PROBLEM TO WORK ON
Edit the data below by changing every "news-card-thumbnail" to "news-card-image" and keeping all other text the same. Omit the pictures from your version.

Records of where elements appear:
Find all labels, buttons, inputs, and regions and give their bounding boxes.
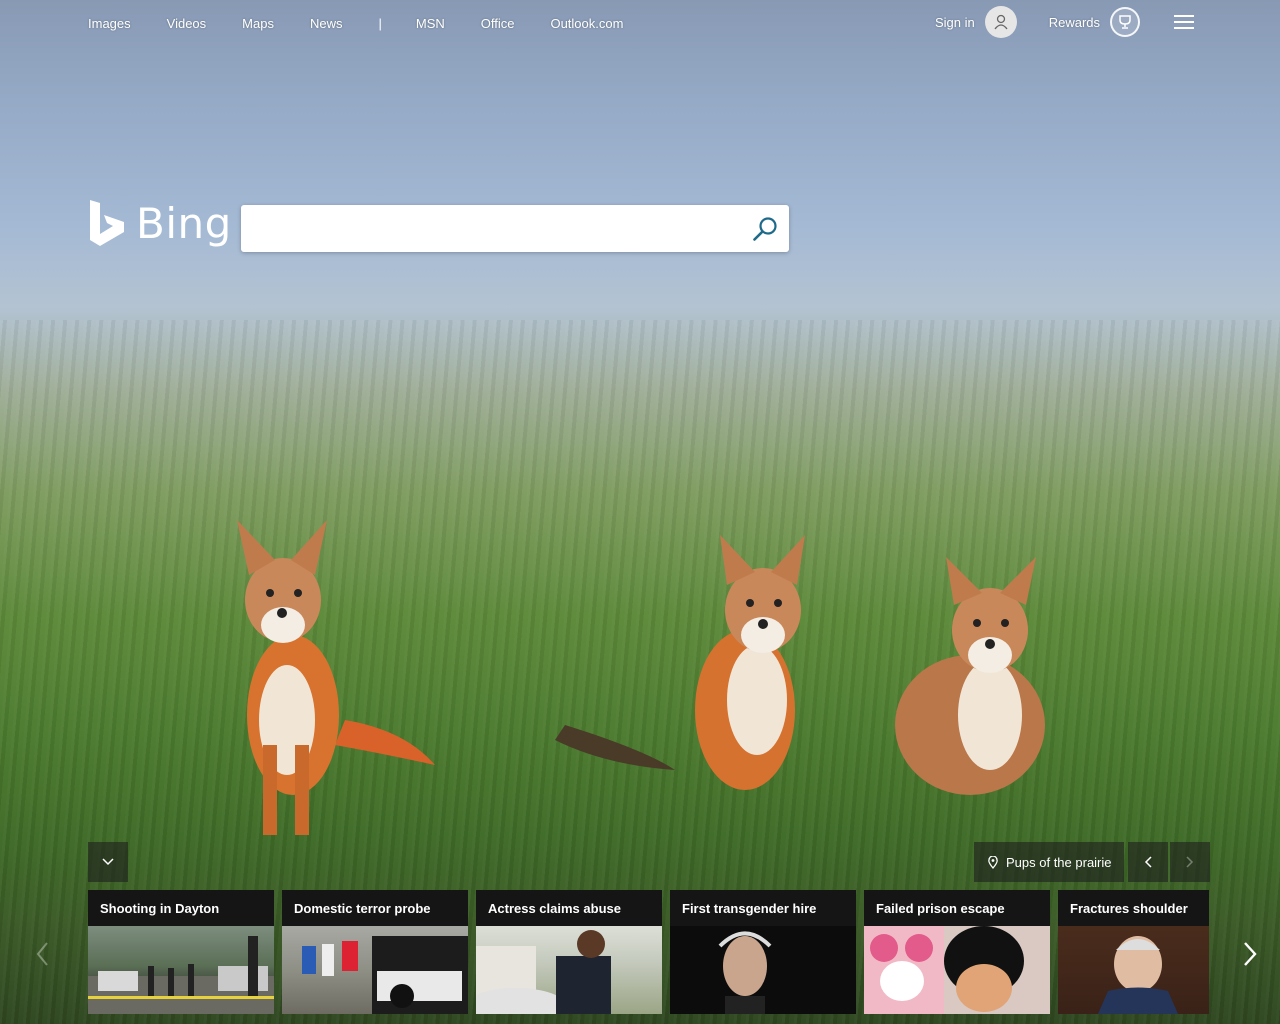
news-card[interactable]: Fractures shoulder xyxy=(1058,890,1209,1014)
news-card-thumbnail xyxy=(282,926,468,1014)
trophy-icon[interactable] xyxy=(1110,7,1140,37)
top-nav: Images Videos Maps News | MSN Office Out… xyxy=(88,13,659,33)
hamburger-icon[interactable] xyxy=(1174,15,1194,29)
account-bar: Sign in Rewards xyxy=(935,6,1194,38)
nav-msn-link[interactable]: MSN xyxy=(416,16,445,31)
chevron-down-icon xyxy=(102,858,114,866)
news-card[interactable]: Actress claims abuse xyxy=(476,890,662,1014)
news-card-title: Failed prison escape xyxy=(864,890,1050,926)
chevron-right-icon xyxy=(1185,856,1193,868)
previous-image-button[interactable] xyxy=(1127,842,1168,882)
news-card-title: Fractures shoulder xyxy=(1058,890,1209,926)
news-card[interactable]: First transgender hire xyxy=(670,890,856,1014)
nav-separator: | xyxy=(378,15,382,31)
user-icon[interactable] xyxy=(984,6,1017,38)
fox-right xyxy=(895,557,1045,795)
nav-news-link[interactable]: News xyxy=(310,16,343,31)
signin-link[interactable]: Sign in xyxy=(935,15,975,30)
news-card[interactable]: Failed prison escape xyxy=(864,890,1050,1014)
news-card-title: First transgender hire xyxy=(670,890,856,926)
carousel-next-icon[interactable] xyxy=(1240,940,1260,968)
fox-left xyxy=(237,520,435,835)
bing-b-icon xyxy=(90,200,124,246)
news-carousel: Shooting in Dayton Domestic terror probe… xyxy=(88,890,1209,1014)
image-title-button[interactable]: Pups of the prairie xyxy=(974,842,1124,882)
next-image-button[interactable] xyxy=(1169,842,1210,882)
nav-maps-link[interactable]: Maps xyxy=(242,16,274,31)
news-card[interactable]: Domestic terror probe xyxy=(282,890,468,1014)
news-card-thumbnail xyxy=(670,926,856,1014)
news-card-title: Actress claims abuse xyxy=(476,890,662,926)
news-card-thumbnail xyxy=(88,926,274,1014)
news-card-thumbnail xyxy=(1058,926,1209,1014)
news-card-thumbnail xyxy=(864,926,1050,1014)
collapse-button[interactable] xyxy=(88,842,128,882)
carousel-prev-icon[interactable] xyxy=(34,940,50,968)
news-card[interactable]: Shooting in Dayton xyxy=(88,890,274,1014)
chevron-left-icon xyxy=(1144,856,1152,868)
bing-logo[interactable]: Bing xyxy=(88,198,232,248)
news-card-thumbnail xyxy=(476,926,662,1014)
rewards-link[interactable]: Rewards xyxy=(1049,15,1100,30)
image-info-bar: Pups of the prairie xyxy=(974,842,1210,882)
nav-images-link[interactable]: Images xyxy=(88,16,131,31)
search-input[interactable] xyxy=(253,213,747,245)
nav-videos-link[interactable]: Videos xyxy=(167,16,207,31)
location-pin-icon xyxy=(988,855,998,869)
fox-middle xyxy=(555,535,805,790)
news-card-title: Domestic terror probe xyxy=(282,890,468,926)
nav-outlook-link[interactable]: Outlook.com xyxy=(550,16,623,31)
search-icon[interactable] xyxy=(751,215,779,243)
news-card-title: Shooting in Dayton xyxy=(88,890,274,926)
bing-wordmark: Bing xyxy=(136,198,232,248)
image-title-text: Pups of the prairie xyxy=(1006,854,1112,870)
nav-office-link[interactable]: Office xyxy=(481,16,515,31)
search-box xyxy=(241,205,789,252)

OUTPUT
Find all labels, buttons, inputs, and regions and give their bounding boxes.
news-card[interactable]: Fractures shoulder xyxy=(1058,890,1209,1014)
news-card-image xyxy=(282,926,468,1014)
trophy-icon[interactable] xyxy=(1110,7,1140,37)
top-nav: Images Videos Maps News | MSN Office Out… xyxy=(88,13,659,33)
hamburger-icon[interactable] xyxy=(1174,15,1194,29)
account-bar: Sign in Rewards xyxy=(935,6,1194,38)
nav-msn-link[interactable]: MSN xyxy=(416,16,445,31)
chevron-down-icon xyxy=(102,858,114,866)
news-card[interactable]: Actress claims abuse xyxy=(476,890,662,1014)
news-card-title: Failed prison escape xyxy=(864,890,1050,926)
chevron-right-icon xyxy=(1185,856,1193,868)
previous-image-button[interactable] xyxy=(1127,842,1168,882)
news-card-title: Fractures shoulder xyxy=(1058,890,1209,926)
news-card[interactable]: First transgender hire xyxy=(670,890,856,1014)
nav-separator: | xyxy=(378,15,382,31)
user-icon[interactable] xyxy=(984,6,1017,38)
fox-right xyxy=(895,557,1045,795)
nav-news-link[interactable]: News xyxy=(310,16,343,31)
signin-link[interactable]: Sign in xyxy=(935,15,975,30)
news-card[interactable]: Failed prison escape xyxy=(864,890,1050,1014)
news-card-title: First transgender hire xyxy=(670,890,856,926)
carousel-next-icon[interactable] xyxy=(1240,940,1260,968)
fox-left xyxy=(237,520,435,835)
bing-b-icon xyxy=(90,200,124,246)
news-carousel: Shooting in Dayton Domestic terror probe… xyxy=(88,890,1209,1014)
image-title-button[interactable]: Pups of the prairie xyxy=(974,842,1124,882)
next-image-button[interactable] xyxy=(1169,842,1210,882)
nav-maps-link[interactable]: Maps xyxy=(242,16,274,31)
news-card[interactable]: Domestic terror probe xyxy=(282,890,468,1014)
news-card-image xyxy=(670,926,856,1014)
news-card-title: Actress claims abuse xyxy=(476,890,662,926)
news-card-image xyxy=(88,926,274,1014)
news-card-image xyxy=(1058,926,1209,1014)
news-card-image xyxy=(864,926,1050,1014)
collapse-button[interactable] xyxy=(88,842,128,882)
carousel-prev-icon[interactable] xyxy=(34,940,50,968)
news-card[interactable]: Shooting in Dayton xyxy=(88,890,274,1014)
chevron-left-icon xyxy=(1144,856,1152,868)
bing-logo[interactable]: Bing xyxy=(88,198,232,248)
news-card-image xyxy=(476,926,662,1014)
rewards-link[interactable]: Rewards xyxy=(1049,15,1100,30)
image-info-bar: Pups of the prairie xyxy=(974,842,1210,882)
nav-images-link[interactable]: Images xyxy=(88,16,131,31)
search-input[interactable] xyxy=(253,213,747,245)
nav-videos-link[interactable]: Videos xyxy=(167,16,207,31)
location-pin-icon xyxy=(988,855,998,869)
fox-middle xyxy=(555,535,805,790)
news-card-title: Domestic terror probe xyxy=(282,890,468,926)
nav-outlook-link[interactable]: Outlook.com xyxy=(550,16,623,31)
search-icon[interactable] xyxy=(751,215,779,243)
news-card-title: Shooting in Dayton xyxy=(88,890,274,926)
bing-wordmark: Bing xyxy=(136,198,232,248)
image-title-text: Pups of the prairie xyxy=(1006,854,1112,870)
nav-office-link[interactable]: Office xyxy=(481,16,515,31)
search-box xyxy=(241,205,789,252)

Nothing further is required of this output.